• **SHORT TASK**: Copy the lines below verbatim, beginning with the line that contains "Patent image size: (422, 413)." and ending after the line that contains "The tread material 82b is at (268, 258).".

+---+

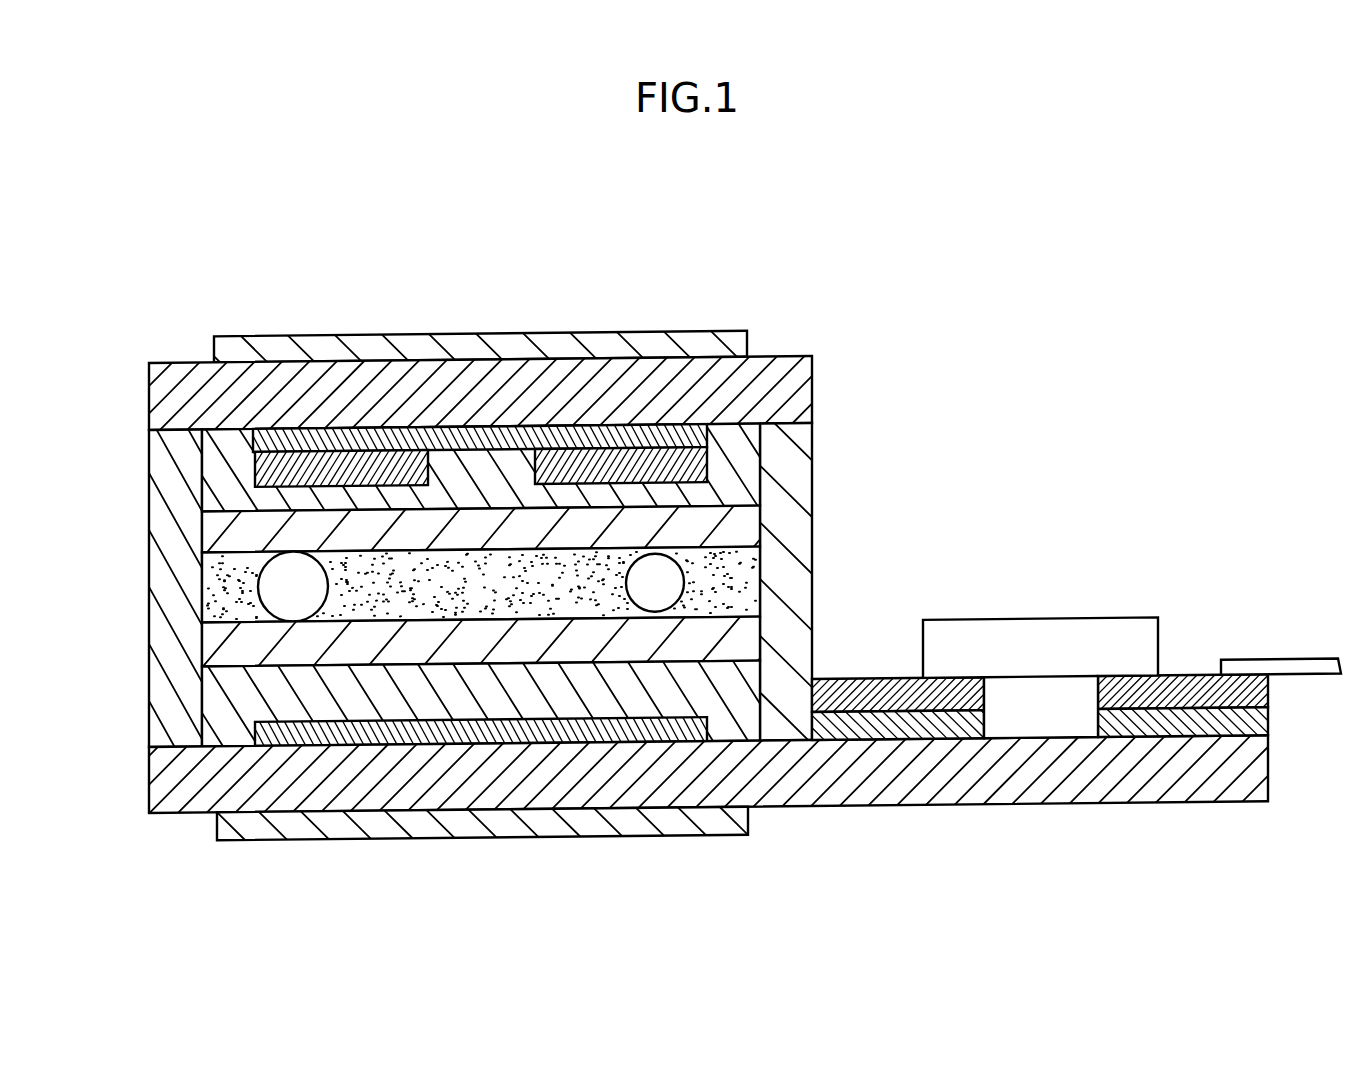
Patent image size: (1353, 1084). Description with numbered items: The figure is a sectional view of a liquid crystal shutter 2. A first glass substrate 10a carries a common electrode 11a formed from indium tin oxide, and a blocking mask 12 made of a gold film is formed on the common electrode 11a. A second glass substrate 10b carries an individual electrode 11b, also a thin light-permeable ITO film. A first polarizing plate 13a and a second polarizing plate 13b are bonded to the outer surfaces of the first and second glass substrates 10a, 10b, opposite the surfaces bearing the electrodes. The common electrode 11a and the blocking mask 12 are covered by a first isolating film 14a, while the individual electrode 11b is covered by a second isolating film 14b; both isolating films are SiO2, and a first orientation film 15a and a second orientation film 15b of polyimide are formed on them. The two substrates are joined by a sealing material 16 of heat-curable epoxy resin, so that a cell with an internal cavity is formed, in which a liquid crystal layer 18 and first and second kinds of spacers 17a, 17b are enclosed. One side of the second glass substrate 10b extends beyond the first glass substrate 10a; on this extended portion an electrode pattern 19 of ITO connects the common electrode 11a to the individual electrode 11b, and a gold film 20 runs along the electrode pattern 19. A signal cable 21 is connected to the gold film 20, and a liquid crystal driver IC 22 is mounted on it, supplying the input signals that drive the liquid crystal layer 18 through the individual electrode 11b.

The liquid crystal shutter 2 is at (852, 332).
The first glass substrate 10a is at (480, 375).
The second glass substrate 10b is at (355, 799).
The common electrode 11a is at (397, 453).
The individual electrode 11b is at (472, 738).
The blocking mask 12 is at (303, 464).
The first polarizing plate 13a is at (712, 346).
The second polarizing plate 13b is at (625, 835).
The first isolating film 14a is at (220, 492).
The second isolating film 14b is at (220, 725).
The first orientation film 15a is at (223, 530).
The second orientation film 15b is at (243, 654).
The sealing material 16 is at (172, 463).
The first kind of spacer 17a is at (285, 589).
The second kind of spacer 17b is at (660, 595).
The liquid crystal layer 18 is at (725, 566).
The electrode pattern 19 is at (1143, 732).
The gold film 20 is at (1230, 706).
The signal cable 21 is at (1280, 674).
The liquid crystal driver IC 22 is at (1130, 638).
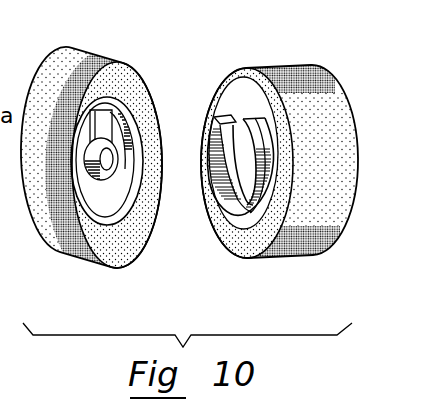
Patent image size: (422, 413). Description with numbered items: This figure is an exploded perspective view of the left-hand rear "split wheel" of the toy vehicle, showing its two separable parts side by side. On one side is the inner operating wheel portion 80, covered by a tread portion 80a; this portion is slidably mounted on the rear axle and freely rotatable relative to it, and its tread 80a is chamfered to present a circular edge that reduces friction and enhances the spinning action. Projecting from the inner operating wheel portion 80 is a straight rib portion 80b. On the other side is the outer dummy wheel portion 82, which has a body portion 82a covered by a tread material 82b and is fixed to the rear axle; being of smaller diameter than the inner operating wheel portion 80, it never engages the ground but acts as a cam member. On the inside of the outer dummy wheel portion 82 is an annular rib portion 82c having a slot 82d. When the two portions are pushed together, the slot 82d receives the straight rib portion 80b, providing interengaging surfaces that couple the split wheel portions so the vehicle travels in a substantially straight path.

The inner operating wheel portion 80 is at (112, 50).
The tread portion 80a is at (96, 273).
The straight rib portion 80b is at (109, 117).
The outer dummy wheel portion 82 is at (231, 254).
The body portion 82a is at (283, 218).
The tread material 82b is at (268, 258).
The annular rib portion 82c is at (262, 141).
The slot 82d is at (241, 122).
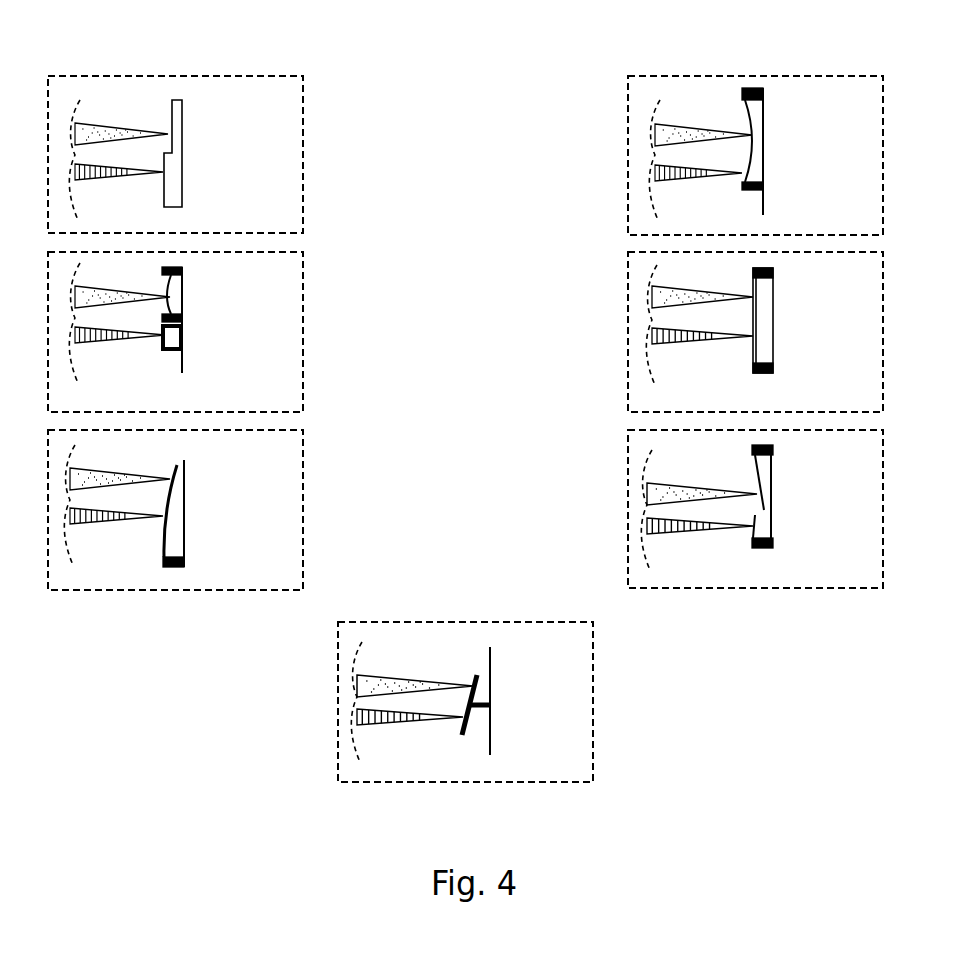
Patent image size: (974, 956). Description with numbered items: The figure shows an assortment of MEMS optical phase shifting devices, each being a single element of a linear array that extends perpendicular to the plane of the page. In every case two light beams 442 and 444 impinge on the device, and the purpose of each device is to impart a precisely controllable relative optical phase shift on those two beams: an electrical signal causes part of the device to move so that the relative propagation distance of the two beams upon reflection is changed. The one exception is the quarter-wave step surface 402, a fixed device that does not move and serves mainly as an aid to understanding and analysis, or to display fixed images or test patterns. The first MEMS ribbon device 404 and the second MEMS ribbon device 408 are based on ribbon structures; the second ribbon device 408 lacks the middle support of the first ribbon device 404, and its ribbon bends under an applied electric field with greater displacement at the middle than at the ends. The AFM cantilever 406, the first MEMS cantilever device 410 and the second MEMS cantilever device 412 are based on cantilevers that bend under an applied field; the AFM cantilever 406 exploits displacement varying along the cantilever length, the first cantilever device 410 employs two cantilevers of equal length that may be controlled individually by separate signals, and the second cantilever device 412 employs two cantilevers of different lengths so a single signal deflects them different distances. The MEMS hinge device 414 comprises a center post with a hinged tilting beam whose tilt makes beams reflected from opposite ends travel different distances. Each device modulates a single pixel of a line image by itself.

The quarter-wave step surface 402 is at (214, 127).
The MEMS ribbon device #1 404 is at (318, 355).
The AFM cantilever 406 is at (318, 535).
The MEMS ribbon device #2 408 is at (898, 183).
The MEMS cantilever device #1 410 is at (898, 355).
The MEMS cantilever device #2 412 is at (898, 535).
The MEMS hinge device 414 is at (608, 724).
The light beam 442 is at (107, 122).
The light beam 444 is at (128, 160).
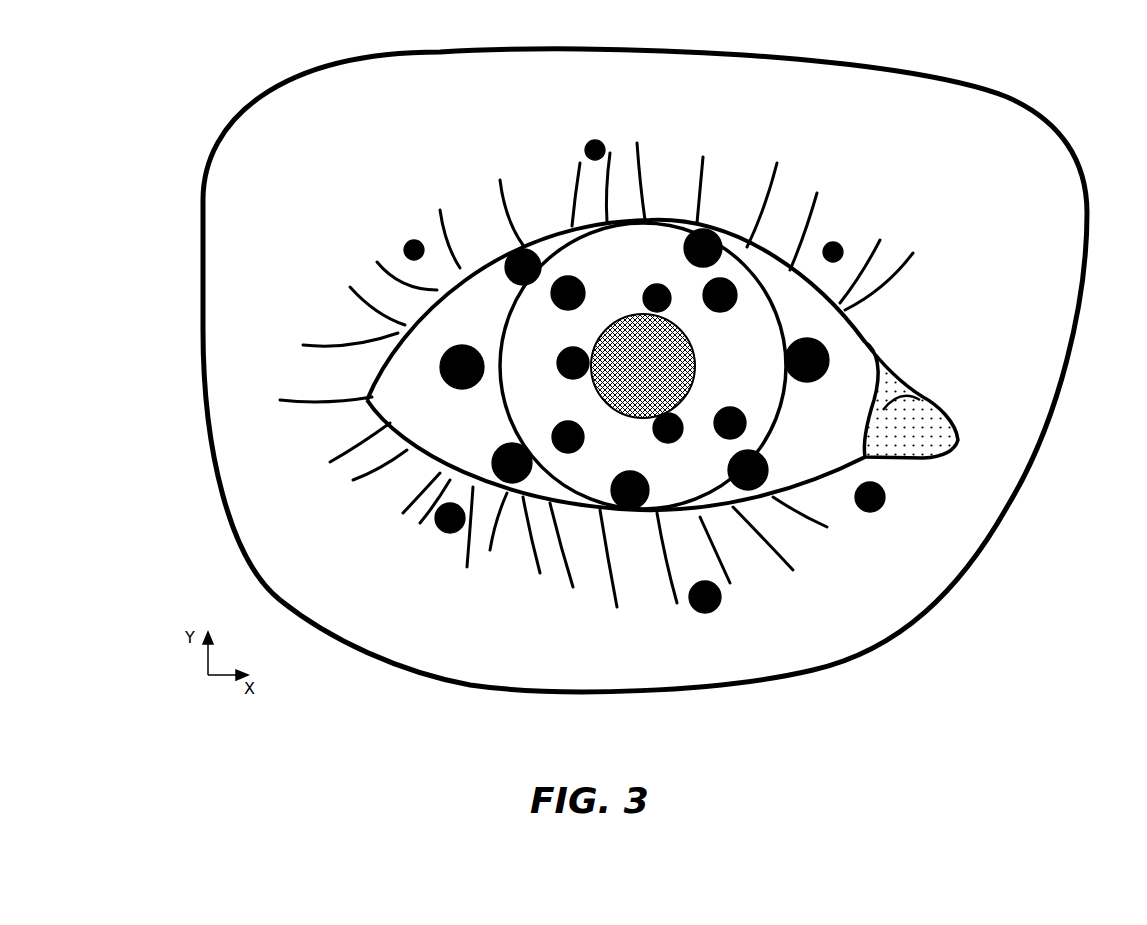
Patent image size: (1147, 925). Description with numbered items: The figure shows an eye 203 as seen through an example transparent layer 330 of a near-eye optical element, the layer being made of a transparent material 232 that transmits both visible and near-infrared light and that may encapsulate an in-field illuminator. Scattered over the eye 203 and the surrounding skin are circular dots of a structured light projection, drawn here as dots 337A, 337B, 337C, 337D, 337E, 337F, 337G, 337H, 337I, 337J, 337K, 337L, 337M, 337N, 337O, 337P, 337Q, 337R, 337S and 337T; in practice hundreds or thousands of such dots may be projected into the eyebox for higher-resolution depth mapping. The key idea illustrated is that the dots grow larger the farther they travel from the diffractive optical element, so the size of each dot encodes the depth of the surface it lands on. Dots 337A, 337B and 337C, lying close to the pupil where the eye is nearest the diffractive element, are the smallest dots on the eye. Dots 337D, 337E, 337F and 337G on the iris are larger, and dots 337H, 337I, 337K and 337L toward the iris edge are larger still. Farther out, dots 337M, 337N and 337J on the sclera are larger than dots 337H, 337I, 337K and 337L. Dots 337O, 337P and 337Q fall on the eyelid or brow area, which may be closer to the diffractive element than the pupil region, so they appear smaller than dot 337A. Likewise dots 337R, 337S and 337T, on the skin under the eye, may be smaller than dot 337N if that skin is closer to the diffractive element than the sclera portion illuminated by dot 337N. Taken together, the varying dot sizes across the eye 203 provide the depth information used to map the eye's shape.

The transparent layer 330 is at (662, 368).
The transparent material 232 is at (1007, 177).
The eye 203 is at (896, 371).
The dot 337A is at (639, 285).
The dot 337B is at (687, 445).
The dot 337C is at (552, 379).
The dot 337D is at (549, 309).
The dot 337E is at (734, 317).
The dot 337F is at (748, 407).
The dot 337G is at (601, 437).
The dot 337H is at (493, 285).
The dot 337I is at (672, 248).
The dot 337J is at (822, 378).
The dot 337K is at (783, 463).
The dot 337L is at (607, 485).
The dot 337M is at (480, 452).
The dot 337N is at (433, 378).
The dot 337O is at (360, 232).
The dot 337P is at (544, 133).
The dot 337Q is at (869, 231).
The dot 337R is at (909, 492).
The dot 337S is at (742, 597).
The dot 337T is at (414, 536).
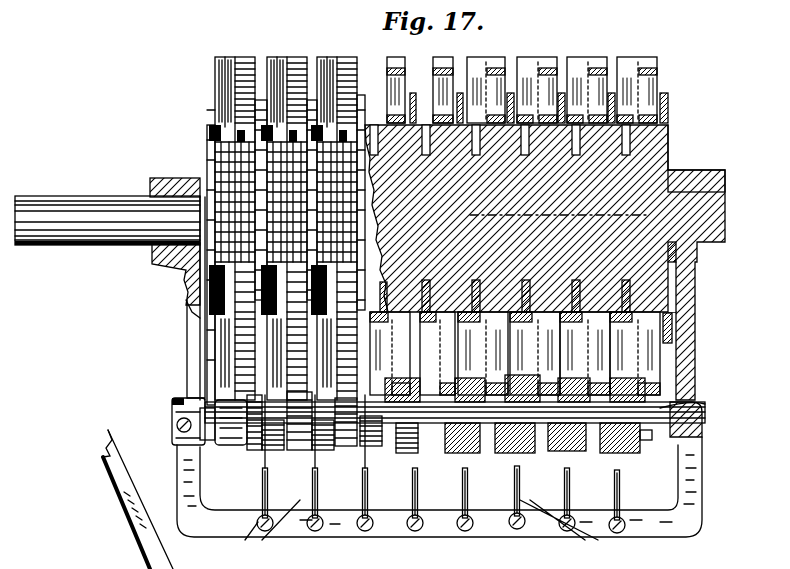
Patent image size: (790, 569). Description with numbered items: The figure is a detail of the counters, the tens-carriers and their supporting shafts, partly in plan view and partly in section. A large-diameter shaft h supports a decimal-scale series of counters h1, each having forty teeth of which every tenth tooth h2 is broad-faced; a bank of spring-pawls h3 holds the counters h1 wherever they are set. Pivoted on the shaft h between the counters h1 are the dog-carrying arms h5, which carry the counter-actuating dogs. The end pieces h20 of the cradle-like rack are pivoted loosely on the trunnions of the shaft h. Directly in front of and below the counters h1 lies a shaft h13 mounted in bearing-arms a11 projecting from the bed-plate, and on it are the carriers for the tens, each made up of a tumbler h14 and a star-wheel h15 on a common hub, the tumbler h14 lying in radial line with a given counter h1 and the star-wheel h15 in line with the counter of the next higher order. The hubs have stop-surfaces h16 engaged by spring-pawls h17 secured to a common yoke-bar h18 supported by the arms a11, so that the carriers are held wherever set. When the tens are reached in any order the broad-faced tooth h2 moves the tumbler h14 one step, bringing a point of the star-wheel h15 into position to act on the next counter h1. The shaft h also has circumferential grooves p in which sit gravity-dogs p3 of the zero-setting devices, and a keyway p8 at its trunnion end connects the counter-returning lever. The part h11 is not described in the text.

The shaft h is at (525, 142).
The counters h1 is at (348, 62).
The broad-faced tooth h2 is at (474, 62).
The spring-pawls h3 is at (355, 225).
The dog-carrying arms h5 is at (704, 312).
The lever bar h11 is at (148, 556).
The shaft h13 is at (705, 412).
The tumbler h14 is at (276, 452).
The star-wheel h15 is at (250, 450).
The stop-surfaces h16 is at (262, 420).
The spring-pawls h17 is at (422, 534).
The yoke-bar h18 is at (230, 534).
The end pieces h20 is at (200, 178).
The bearing-arms a11 is at (190, 362).
The circumferential grooves p is at (374, 136).
The gravity-dogs p3 is at (205, 320).
The keyway p8 is at (40, 190).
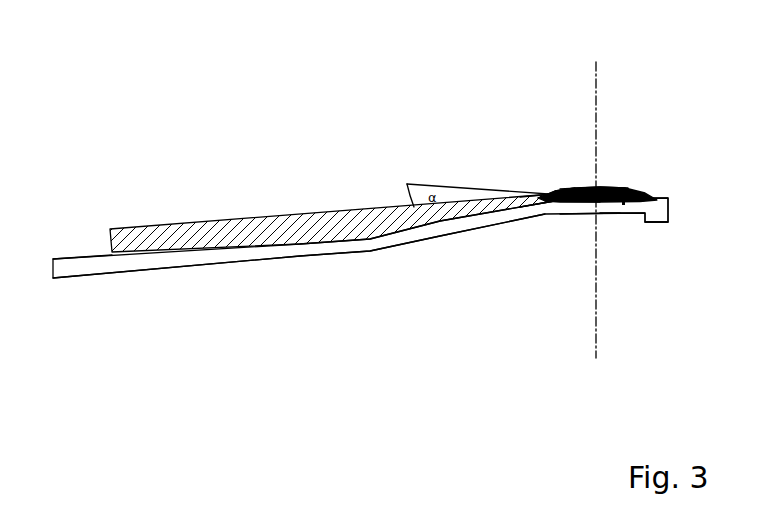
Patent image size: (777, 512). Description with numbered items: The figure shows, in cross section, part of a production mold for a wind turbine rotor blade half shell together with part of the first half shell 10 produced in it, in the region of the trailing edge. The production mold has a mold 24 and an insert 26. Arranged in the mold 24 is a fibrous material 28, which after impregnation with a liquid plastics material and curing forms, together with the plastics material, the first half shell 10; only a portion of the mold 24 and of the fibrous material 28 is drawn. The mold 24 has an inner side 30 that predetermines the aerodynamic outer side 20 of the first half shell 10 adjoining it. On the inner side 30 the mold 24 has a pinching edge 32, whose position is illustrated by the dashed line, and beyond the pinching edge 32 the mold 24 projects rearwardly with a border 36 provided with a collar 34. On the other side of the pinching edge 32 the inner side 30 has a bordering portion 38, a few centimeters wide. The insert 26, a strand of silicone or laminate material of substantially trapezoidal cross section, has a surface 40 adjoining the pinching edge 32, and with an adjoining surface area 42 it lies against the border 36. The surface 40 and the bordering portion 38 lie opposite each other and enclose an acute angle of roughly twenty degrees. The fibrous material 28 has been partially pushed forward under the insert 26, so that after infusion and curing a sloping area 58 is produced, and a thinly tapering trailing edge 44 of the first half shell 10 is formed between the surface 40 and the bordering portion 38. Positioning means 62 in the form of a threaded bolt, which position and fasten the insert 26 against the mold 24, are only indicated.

The first half shell 10 is at (336, 194).
The outer side 20 is at (283, 242).
The mold 24 is at (220, 263).
The insert 26 is at (605, 187).
The fibrous material 28 is at (228, 229).
The inner side 30 is at (92, 256).
The pinching edge 32 is at (589, 213).
The collar 34 is at (669, 206).
The border 36 is at (634, 213).
The bordering portion 38 is at (567, 187).
The surface 40 is at (531, 212).
The surface area 42 is at (618, 206).
The trailing edge 44 is at (550, 188).
The sloping area 58 is at (555, 202).
The positioning means 62 is at (630, 188).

+---+

• **WRITTEN RESPONSE**:
Patent image size: (422, 413). Description with numbered items: This figure is an exploded perspective view of the left-hand rear "split wheel" of the toy vehicle, showing its two separable parts side by side. On one side is the inner operating wheel portion 80, covered by a tread portion 80a; this portion is slidably mounted on the rear axle and freely rotatable relative to it, and its tread 80a is chamfered to present a circular edge that reduces friction and enhances the spinning action. Projecting from the inner operating wheel portion 80 is a straight rib portion 80b. On the other side is the outer dummy wheel portion 82, which has a body portion 82a covered by a tread material 82b and is fixed to the rear axle; being of smaller diameter than the inner operating wheel portion 80, it never engages the ground but acts as a cam member. On the inside of the outer dummy wheel portion 82 is an annular rib portion 82c having a slot 82d. When the two portions are pushed together, the slot 82d receives the straight rib portion 80b, providing interengaging surfaces that couple the split wheel portions so the vehicle travels in a substantially straight path.

The inner operating wheel portion 80 is at (112, 50).
The tread portion 80a is at (96, 273).
The straight rib portion 80b is at (109, 117).
The outer dummy wheel portion 82 is at (231, 254).
The body portion 82a is at (283, 218).
The tread material 82b is at (268, 258).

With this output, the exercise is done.